Task to carry out
Copy every line of the records below where the word "left" occurs.

Extracted data
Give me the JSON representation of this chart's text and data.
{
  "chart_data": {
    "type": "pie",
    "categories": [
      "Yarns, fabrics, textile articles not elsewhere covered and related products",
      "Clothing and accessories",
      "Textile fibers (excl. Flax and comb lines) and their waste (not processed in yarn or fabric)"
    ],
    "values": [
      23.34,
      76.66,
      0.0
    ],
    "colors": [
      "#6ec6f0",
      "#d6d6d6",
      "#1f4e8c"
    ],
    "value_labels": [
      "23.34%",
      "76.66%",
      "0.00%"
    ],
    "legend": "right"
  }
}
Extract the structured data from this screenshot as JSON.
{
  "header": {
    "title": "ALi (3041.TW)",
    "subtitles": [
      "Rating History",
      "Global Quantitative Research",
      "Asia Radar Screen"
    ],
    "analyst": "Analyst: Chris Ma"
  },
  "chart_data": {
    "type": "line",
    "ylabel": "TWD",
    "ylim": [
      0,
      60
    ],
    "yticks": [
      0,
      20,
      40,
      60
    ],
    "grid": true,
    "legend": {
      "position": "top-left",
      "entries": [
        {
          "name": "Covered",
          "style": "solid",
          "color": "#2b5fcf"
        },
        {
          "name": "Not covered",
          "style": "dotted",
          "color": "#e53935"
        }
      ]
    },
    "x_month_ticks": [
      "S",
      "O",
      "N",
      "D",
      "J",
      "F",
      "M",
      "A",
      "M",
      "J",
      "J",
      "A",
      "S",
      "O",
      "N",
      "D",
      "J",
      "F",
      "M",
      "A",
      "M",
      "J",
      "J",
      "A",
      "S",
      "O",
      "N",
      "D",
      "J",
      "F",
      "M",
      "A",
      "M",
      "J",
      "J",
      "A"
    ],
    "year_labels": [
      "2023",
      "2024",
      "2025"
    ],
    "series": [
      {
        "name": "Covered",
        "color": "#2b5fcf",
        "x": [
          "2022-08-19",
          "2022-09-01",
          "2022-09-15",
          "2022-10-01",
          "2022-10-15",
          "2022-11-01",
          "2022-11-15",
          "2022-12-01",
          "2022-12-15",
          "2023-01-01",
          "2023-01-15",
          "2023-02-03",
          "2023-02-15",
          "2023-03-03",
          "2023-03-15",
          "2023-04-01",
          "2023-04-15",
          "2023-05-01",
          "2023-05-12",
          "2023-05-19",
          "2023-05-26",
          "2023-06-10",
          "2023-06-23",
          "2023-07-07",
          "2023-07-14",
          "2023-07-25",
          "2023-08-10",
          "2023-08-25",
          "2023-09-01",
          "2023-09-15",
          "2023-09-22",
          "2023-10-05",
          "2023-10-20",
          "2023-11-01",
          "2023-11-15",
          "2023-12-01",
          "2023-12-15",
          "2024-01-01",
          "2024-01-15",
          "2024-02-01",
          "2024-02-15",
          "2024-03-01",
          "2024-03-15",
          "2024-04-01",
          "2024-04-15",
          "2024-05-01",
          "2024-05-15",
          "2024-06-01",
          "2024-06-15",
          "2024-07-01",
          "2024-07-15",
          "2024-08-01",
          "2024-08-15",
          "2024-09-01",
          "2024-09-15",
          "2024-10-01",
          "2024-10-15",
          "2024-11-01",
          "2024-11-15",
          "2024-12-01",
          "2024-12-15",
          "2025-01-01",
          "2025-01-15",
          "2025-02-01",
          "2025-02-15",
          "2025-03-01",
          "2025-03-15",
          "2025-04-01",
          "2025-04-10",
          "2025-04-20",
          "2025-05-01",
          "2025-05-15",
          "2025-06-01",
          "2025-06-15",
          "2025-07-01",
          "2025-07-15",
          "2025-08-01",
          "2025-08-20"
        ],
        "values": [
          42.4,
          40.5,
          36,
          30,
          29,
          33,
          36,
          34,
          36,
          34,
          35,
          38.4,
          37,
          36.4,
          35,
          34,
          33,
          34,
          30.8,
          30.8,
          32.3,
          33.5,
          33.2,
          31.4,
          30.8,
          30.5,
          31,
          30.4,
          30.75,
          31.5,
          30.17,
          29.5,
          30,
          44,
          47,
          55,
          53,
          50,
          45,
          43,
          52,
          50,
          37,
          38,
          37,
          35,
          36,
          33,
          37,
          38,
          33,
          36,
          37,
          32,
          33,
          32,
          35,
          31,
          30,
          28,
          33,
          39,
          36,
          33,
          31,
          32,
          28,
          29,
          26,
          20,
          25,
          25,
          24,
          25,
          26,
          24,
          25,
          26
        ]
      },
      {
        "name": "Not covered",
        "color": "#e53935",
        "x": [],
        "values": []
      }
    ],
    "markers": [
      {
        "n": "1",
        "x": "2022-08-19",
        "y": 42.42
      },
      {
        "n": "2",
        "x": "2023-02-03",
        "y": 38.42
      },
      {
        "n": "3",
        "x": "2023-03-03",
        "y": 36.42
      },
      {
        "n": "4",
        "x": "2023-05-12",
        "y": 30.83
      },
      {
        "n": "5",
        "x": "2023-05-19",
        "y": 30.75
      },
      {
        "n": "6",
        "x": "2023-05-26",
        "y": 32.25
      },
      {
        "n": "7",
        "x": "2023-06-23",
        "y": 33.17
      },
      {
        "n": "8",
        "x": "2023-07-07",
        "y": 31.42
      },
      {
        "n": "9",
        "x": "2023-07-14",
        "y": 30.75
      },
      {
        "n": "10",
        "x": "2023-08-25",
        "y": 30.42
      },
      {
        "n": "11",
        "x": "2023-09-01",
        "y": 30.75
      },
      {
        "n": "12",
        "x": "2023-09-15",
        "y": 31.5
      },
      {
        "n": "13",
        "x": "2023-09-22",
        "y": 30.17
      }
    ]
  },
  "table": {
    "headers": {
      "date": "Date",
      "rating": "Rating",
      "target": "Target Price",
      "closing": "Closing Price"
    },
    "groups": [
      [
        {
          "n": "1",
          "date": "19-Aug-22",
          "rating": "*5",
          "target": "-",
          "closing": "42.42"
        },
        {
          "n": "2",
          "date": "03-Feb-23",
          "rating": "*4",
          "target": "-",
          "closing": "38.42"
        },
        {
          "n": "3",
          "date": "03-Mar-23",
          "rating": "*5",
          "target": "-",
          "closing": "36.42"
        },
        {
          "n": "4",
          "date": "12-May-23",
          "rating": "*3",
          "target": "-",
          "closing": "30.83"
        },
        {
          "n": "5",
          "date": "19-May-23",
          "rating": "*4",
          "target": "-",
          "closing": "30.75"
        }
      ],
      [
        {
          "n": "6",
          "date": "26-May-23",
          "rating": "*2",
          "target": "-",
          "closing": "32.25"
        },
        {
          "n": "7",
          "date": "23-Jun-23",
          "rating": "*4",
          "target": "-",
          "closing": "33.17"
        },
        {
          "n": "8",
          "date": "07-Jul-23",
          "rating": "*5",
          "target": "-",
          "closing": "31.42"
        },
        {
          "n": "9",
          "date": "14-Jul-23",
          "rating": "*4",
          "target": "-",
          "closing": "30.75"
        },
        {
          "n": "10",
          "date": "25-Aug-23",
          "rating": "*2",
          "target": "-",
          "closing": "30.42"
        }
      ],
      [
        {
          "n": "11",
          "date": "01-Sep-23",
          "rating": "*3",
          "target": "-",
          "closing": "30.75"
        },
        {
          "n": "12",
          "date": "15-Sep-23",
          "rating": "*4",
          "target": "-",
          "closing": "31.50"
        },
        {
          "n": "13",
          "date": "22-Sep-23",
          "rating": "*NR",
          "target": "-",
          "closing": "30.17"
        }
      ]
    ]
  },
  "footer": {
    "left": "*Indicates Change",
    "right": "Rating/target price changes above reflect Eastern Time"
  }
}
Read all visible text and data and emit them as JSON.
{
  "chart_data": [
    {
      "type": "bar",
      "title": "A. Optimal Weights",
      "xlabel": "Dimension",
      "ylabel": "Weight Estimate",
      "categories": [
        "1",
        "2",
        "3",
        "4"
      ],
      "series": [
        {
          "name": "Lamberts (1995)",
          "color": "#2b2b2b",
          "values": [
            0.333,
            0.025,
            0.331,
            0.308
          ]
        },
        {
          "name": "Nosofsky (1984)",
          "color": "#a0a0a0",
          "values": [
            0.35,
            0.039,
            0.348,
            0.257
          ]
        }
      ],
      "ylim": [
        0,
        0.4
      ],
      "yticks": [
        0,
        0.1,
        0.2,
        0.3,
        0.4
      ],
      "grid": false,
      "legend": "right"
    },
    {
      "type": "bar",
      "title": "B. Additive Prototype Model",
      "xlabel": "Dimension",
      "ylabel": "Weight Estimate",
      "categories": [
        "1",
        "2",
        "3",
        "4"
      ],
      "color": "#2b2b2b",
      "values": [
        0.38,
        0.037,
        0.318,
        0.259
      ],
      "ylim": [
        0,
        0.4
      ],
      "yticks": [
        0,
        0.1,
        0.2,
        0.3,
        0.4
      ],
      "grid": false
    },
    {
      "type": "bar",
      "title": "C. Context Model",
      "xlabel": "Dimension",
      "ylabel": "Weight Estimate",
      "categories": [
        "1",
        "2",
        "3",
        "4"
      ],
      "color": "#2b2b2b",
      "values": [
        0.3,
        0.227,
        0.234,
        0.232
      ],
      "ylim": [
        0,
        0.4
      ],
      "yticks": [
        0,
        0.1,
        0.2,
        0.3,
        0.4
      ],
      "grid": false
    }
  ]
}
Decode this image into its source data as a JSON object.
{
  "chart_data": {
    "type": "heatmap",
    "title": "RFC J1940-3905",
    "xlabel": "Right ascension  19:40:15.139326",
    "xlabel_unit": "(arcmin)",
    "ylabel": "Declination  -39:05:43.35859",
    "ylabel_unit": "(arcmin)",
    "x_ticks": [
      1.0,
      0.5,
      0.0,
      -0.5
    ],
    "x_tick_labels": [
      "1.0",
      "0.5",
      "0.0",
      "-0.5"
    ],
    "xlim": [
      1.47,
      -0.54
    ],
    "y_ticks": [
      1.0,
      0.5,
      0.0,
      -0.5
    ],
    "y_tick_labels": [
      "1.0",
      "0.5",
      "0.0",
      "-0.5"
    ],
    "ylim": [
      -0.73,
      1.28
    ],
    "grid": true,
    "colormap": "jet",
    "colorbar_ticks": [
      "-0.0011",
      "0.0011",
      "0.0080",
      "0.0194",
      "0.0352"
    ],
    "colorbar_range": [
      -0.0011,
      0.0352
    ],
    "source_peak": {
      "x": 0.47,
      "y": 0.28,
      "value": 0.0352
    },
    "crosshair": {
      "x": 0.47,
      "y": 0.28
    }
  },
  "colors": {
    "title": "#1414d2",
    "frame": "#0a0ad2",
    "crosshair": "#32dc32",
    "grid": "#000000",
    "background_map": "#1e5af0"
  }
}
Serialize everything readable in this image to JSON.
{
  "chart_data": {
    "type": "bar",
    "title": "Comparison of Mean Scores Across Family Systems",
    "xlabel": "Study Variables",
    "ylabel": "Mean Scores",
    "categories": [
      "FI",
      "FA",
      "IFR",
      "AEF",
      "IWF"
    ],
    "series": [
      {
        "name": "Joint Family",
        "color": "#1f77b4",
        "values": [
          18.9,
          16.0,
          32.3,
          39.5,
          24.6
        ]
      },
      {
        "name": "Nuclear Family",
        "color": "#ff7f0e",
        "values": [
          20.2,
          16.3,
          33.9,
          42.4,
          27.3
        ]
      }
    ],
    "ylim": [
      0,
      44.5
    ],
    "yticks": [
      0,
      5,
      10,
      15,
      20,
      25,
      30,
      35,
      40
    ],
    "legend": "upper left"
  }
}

Output
      "position": "top-left",
    "left": "*Indicates Change",
    "legend": "upper left"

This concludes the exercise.